WHAT TO PRODUCE
Exactly reproduce the lines from the line containing "Type out the text in this image." to the end of the data below, inclusive, and nothing else.
- - - -
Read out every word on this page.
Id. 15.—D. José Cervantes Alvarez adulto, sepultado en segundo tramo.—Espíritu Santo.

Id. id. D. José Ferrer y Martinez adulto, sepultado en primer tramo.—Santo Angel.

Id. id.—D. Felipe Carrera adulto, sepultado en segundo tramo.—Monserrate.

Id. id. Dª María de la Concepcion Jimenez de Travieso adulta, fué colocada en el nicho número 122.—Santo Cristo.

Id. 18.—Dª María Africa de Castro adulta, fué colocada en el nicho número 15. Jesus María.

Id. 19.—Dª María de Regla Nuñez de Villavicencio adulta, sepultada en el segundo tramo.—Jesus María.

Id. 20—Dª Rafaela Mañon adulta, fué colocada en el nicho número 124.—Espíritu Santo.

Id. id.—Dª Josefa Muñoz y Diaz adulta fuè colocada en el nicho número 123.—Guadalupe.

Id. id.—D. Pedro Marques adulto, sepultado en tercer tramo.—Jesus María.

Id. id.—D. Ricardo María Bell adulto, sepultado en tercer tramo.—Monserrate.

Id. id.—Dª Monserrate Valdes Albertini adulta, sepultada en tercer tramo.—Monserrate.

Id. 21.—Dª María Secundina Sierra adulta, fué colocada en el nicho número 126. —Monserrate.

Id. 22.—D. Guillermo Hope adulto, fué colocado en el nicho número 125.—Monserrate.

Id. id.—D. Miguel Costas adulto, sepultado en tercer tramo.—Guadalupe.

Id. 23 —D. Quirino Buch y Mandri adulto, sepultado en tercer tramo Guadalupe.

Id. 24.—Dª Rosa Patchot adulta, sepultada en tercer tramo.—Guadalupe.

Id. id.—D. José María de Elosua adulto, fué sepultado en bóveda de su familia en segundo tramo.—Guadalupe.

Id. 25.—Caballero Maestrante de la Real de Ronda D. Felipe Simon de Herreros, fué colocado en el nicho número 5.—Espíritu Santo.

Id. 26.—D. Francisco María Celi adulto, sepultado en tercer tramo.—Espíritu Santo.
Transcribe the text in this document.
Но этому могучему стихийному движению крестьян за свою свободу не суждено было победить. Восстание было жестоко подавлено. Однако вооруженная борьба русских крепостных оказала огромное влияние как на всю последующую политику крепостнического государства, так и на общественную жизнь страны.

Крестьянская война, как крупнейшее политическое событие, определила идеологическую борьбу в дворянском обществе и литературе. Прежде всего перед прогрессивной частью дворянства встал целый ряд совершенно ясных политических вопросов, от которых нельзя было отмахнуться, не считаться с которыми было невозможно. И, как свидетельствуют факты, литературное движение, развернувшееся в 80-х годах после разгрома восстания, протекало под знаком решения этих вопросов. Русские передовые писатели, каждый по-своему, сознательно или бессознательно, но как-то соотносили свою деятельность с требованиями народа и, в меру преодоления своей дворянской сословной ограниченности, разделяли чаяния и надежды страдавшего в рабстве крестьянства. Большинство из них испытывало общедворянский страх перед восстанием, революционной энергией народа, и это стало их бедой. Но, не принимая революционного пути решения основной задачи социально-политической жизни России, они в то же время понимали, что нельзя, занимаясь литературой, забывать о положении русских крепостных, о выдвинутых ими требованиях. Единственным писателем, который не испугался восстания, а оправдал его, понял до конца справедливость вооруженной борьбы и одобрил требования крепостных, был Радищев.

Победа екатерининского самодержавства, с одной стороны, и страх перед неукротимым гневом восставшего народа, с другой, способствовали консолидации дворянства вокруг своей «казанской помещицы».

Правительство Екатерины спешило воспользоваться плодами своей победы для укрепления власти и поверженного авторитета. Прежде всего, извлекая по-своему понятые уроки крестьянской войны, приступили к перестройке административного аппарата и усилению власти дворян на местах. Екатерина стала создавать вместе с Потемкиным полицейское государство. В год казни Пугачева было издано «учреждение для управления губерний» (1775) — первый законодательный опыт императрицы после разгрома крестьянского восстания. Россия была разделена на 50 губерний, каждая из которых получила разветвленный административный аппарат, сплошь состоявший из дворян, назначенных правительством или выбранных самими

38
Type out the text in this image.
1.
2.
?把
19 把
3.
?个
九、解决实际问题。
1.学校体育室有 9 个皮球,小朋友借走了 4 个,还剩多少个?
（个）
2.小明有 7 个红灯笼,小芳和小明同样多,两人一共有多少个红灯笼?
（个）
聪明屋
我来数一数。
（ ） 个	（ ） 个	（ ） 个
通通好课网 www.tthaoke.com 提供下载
- - - -
ANSWER FOR THE TASK
Type out the text in this image.
1.
2.
?把
19 把
3.
?个
九、解决实际问题。
1.学校体育室有 9 个皮球,小朋友借走了 4 个,还剩多少个?
（个）
2.小明有 7 个红灯笼,小芳和小明同样多,两人一共有多少个红灯笼?
（个）
聪明屋
我来数一数。
（ ） 个	（ ） 个	（ ） 个
通通好课网 www.tthaoke.com 提供下载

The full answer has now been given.